Saved entries:
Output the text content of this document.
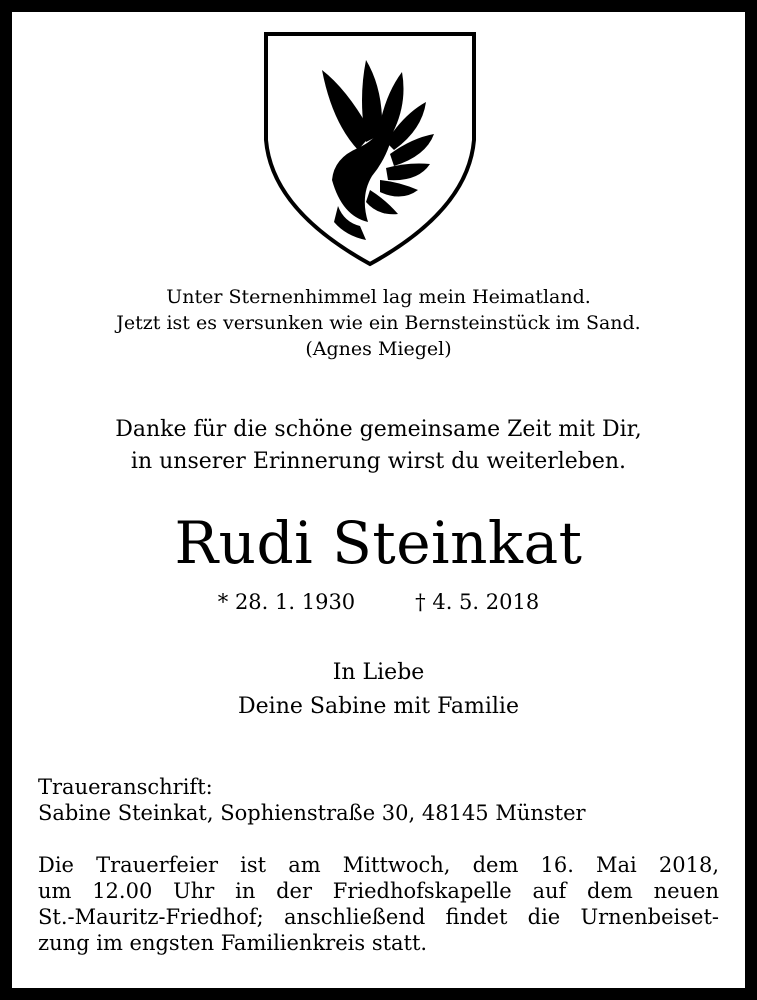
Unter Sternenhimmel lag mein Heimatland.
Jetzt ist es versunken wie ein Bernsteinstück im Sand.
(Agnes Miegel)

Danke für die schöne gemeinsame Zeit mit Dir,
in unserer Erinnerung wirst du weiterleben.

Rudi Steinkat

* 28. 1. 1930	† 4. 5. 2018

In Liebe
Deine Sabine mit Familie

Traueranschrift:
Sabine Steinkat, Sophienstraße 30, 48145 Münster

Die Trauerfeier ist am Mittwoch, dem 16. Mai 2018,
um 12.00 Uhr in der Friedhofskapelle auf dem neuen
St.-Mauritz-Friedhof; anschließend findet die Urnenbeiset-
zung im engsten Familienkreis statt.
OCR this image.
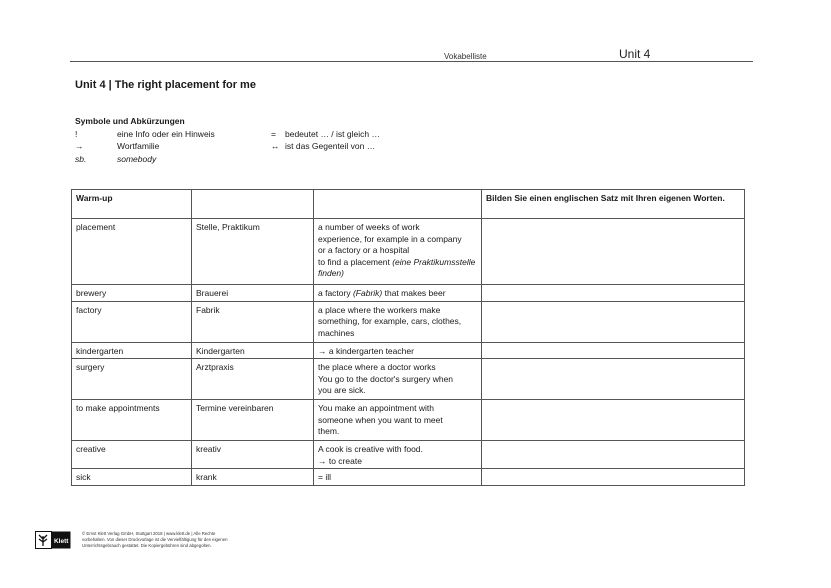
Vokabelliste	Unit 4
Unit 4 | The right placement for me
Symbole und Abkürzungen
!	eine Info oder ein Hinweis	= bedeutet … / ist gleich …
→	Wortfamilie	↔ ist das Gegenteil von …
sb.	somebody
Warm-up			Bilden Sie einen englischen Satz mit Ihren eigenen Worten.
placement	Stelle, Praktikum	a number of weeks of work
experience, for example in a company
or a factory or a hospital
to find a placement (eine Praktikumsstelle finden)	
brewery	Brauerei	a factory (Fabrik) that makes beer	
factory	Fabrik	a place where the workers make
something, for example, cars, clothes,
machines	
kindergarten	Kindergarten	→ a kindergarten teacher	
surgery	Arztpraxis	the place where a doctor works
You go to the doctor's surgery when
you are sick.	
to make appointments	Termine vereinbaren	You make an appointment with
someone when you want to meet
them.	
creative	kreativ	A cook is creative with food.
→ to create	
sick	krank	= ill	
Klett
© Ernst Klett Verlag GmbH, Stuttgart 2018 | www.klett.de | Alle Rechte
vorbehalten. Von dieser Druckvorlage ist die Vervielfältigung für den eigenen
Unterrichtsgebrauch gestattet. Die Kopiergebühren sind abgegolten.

• [Required work]:
Give the count of lines in the listing above that include "Klett", with no other words.

• [Solution for this problem]:
2